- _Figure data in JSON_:
Begin
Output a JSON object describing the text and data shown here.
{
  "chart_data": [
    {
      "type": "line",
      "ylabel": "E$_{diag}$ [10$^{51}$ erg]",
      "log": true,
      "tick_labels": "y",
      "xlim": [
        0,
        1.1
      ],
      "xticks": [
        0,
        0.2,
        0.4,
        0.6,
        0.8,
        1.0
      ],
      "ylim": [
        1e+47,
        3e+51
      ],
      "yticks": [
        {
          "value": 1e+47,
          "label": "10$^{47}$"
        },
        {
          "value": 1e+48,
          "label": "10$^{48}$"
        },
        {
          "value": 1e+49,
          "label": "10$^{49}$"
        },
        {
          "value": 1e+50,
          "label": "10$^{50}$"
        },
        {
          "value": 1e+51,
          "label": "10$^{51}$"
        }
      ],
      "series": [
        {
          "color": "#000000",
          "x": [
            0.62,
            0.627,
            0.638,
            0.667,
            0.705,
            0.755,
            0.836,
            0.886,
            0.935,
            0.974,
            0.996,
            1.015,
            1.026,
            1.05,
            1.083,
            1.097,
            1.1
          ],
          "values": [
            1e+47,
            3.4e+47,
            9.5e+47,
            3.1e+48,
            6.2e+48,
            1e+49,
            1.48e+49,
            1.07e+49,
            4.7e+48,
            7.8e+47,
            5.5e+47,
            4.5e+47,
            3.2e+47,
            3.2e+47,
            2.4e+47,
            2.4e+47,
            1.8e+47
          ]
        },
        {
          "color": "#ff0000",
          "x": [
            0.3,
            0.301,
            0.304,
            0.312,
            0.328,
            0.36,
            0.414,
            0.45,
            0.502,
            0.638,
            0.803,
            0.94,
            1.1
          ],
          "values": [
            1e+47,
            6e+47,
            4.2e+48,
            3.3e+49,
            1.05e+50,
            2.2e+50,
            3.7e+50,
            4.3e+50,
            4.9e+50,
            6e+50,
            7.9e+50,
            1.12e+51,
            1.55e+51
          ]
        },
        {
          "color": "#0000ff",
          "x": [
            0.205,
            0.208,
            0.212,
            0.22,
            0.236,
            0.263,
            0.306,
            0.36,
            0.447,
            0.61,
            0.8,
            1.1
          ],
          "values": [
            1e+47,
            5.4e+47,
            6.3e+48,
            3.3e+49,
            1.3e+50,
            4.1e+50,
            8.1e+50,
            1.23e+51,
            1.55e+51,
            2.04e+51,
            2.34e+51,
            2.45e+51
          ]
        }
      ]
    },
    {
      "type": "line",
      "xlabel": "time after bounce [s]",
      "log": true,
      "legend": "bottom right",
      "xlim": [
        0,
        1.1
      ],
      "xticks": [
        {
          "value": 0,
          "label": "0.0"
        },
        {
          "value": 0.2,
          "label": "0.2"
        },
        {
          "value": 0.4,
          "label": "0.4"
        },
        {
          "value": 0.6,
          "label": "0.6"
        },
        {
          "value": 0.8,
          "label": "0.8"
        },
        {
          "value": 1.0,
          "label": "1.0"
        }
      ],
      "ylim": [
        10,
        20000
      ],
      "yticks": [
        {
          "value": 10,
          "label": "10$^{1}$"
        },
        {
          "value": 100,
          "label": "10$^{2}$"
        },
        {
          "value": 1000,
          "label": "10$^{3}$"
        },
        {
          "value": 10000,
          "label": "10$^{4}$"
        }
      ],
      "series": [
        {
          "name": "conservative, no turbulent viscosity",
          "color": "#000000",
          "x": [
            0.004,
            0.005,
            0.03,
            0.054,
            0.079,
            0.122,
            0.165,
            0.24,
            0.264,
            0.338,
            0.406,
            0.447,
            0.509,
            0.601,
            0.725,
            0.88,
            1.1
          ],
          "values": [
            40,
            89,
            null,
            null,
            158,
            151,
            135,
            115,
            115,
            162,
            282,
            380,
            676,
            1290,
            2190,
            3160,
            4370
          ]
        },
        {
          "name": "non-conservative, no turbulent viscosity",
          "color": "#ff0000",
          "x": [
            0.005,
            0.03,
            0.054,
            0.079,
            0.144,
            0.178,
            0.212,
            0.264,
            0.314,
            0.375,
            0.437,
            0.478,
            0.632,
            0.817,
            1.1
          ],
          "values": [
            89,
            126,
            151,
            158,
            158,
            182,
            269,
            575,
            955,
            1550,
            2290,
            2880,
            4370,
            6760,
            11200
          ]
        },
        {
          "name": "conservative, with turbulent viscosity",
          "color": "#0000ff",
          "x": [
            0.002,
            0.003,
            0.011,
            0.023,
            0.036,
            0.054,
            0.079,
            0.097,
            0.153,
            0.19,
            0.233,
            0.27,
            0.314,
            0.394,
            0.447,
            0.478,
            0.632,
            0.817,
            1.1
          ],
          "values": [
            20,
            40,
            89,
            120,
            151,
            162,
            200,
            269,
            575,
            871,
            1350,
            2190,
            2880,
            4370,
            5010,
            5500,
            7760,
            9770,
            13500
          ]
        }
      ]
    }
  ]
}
End
- _TASK BRIEF_: Everything in the listing above should be restated exactly.

- _RESULT BELOW_:
Output a JSON object describing the text and data shown here.
{
  "chart_data": [
    {
      "type": "line",
      "ylabel": "E$_{diag}$ [10$^{51}$ erg]",
      "log": true,
      "tick_labels": "y",
      "xlim": [
        0,
        1.1
      ],
      "xticks": [
        0,
        0.2,
        0.4,
        0.6,
        0.8,
        1.0
      ],
      "ylim": [
        1e+47,
        3e+51
      ],
      "yticks": [
        {
          "value": 1e+47,
          "label": "10$^{47}$"
        },
        {
          "value": 1e+48,
          "label": "10$^{48}$"
        },
        {
          "value": 1e+49,
          "label": "10$^{49}$"
        },
        {
          "value": 1e+50,
          "label": "10$^{50}$"
        },
        {
          "value": 1e+51,
          "label": "10$^{51}$"
        }
      ],
      "series": [
        {
          "color": "#000000",
          "x": [
            0.62,
            0.627,
            0.638,
            0.667,
            0.705,
            0.755,
            0.836,
            0.886,
            0.935,
            0.974,
            0.996,
            1.015,
            1.026,
            1.05,
            1.083,
            1.097,
            1.1
          ],
          "values": [
            1e+47,
            3.4e+47,
            9.5e+47,
            3.1e+48,
            6.2e+48,
            1e+49,
            1.48e+49,
            1.07e+49,
            4.7e+48,
            7.8e+47,
            5.5e+47,
            4.5e+47,
            3.2e+47,
            3.2e+47,
            2.4e+47,
            2.4e+47,
            1.8e+47
          ]
        },
        {
          "color": "#ff0000",
          "x": [
            0.3,
            0.301,
            0.304,
            0.312,
            0.328,
            0.36,
            0.414,
            0.45,
            0.502,
            0.638,
            0.803,
            0.94,
            1.1
          ],
          "values": [
            1e+47,
            6e+47,
            4.2e+48,
            3.3e+49,
            1.05e+50,
            2.2e+50,
            3.7e+50,
            4.3e+50,
            4.9e+50,
            6e+50,
            7.9e+50,
            1.12e+51,
            1.55e+51
          ]
        },
        {
          "color": "#0000ff",
          "x": [
            0.205,
            0.208,
            0.212,
            0.22,
            0.236,
            0.263,
            0.306,
            0.36,
            0.447,
            0.61,
            0.8,
            1.1
          ],
          "values": [
            1e+47,
            5.4e+47,
            6.3e+48,
            3.3e+49,
            1.3e+50,
            4.1e+50,
            8.1e+50,
            1.23e+51,
            1.55e+51,
            2.04e+51,
            2.34e+51,
            2.45e+51
          ]
        }
      ]
    },
    {
      "type": "line",
      "xlabel": "time after bounce [s]",
      "log": true,
      "legend": "bottom right",
      "xlim": [
        0,
        1.1
      ],
      "xticks": [
        {
          "value": 0,
          "label": "0.0"
        },
        {
          "value": 0.2,
          "label": "0.2"
        },
        {
          "value": 0.4,
          "label": "0.4"
        },
        {
          "value": 0.6,
          "label": "0.6"
        },
        {
          "value": 0.8,
          "label": "0.8"
        },
        {
          "value": 1.0,
          "label": "1.0"
        }
      ],
      "ylim": [
        10,
        20000
      ],
      "yticks": [
        {
          "value": 10,
          "label": "10$^{1}$"
        },
        {
          "value": 100,
          "label": "10$^{2}$"
        },
        {
          "value": 1000,
          "label": "10$^{3}$"
        },
        {
          "value": 10000,
          "label": "10$^{4}$"
        }
      ],
      "series": [
        {
          "name": "conservative, no turbulent viscosity",
          "color": "#000000",
          "x": [
            0.004,
            0.005,
            0.03,
            0.054,
            0.079,
            0.122,
            0.165,
            0.24,
            0.264,
            0.338,
            0.406,
            0.447,
            0.509,
            0.601,
            0.725,
            0.88,
            1.1
          ],
          "values": [
            40,
            89,
            null,
            null,
            158,
            151,
            135,
            115,
            115,
            162,
            282,
            380,
            676,
            1290,
            2190,
            3160,
            4370
          ]
        },
        {
          "name": "non-conservative, no turbulent viscosity",
          "color": "#ff0000",
          "x": [
            0.005,
            0.03,
            0.054,
            0.079,
            0.144,
            0.178,
            0.212,
            0.264,
            0.314,
            0.375,
            0.437,
            0.478,
            0.632,
            0.817,
            1.1
          ],
          "values": [
            89,
            126,
            151,
            158,
            158,
            182,
            269,
            575,
            955,
            1550,
            2290,
            2880,
            4370,
            6760,
            11200
          ]
        },
        {
          "name": "conservative, with turbulent viscosity",
          "color": "#0000ff",
          "x": [
            0.002,
            0.003,
            0.011,
            0.023,
            0.036,
            0.054,
            0.079,
            0.097,
            0.153,
            0.19,
            0.233,
            0.27,
            0.314,
            0.394,
            0.447,
            0.478,
            0.632,
            0.817,
            1.1
          ],
          "values": [
            20,
            40,
            89,
            120,
            151,
            162,
            200,
            269,
            575,
            871,
            1350,
            2190,
            2880,
            4370,
            5010,
            5500,
            7760,
            9770,
            13500
          ]
        }
      ]
    }
  ]
}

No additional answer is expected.